[WHAT NEEDS TO BE DONE] Every line of the material that follows must be printed again exactly.

[EXCERPTED DATA]
---*---
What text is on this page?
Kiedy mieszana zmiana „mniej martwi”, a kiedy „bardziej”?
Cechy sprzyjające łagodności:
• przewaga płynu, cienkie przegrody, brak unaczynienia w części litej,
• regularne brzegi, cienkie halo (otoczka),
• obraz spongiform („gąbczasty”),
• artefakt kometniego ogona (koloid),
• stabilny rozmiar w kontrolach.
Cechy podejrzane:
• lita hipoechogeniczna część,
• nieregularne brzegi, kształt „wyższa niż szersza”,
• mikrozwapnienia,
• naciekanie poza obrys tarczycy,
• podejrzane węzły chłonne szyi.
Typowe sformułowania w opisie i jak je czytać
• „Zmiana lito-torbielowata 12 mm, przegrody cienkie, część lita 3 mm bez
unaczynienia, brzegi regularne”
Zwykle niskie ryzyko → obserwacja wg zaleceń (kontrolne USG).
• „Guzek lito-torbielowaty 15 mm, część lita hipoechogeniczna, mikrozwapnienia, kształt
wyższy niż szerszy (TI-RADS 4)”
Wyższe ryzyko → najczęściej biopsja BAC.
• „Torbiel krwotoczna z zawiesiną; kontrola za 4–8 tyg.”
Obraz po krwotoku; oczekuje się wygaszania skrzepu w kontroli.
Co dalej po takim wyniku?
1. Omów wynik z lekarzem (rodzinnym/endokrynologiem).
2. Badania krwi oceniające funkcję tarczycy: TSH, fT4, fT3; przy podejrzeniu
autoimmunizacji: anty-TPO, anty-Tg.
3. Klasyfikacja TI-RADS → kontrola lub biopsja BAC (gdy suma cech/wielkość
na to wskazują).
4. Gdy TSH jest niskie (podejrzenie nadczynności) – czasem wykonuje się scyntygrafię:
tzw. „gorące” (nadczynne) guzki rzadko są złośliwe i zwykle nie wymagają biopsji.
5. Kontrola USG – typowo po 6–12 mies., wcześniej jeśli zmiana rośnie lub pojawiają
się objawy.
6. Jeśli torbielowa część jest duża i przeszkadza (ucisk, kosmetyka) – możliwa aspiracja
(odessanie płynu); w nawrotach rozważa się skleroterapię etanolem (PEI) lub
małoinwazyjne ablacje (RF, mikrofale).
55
---*---
[FINISHED EXERCISE]
What text is on this page?
Kiedy mieszana zmiana „mniej martwi”, a kiedy „bardziej”?
Cechy sprzyjające łagodności:
• przewaga płynu, cienkie przegrody, brak unaczynienia w części litej,
• regularne brzegi, cienkie halo (otoczka),
• obraz spongiform („gąbczasty”),
• artefakt kometniego ogona (koloid),
• stabilny rozmiar w kontrolach.
Cechy podejrzane:
• lita hipoechogeniczna część,
• nieregularne brzegi, kształt „wyższa niż szersza”,
• mikrozwapnienia,
• naciekanie poza obrys tarczycy,
• podejrzane węzły chłonne szyi.
Typowe sformułowania w opisie i jak je czytać
• „Zmiana lito-torbielowata 12 mm, przegrody cienkie, część lita 3 mm bez
unaczynienia, brzegi regularne”
Zwykle niskie ryzyko → obserwacja wg zaleceń (kontrolne USG).
• „Guzek lito-torbielowaty 15 mm, część lita hipoechogeniczna, mikrozwapnienia, kształt
wyższy niż szerszy (TI-RADS 4)”
Wyższe ryzyko → najczęściej biopsja BAC.
• „Torbiel krwotoczna z zawiesiną; kontrola za 4–8 tyg.”
Obraz po krwotoku; oczekuje się wygaszania skrzepu w kontroli.
Co dalej po takim wyniku?
1. Omów wynik z lekarzem (rodzinnym/endokrynologiem).
2. Badania krwi oceniające funkcję tarczycy: TSH, fT4, fT3; przy podejrzeniu
autoimmunizacji: anty-TPO, anty-Tg.
3. Klasyfikacja TI-RADS → kontrola lub biopsja BAC (gdy suma cech/wielkość
na to wskazują).
4. Gdy TSH jest niskie (podejrzenie nadczynności) – czasem wykonuje się scyntygrafię:
tzw. „gorące” (nadczynne) guzki rzadko są złośliwe i zwykle nie wymagają biopsji.
5. Kontrola USG – typowo po 6–12 mies., wcześniej jeśli zmiana rośnie lub pojawiają
się objawy.
6. Jeśli torbielowa część jest duża i przeszkadza (ucisk, kosmetyka) – możliwa aspiracja
(odessanie płynu); w nawrotach rozważa się skleroterapię etanolem (PEI) lub
małoinwazyjne ablacje (RF, mikrofale).
55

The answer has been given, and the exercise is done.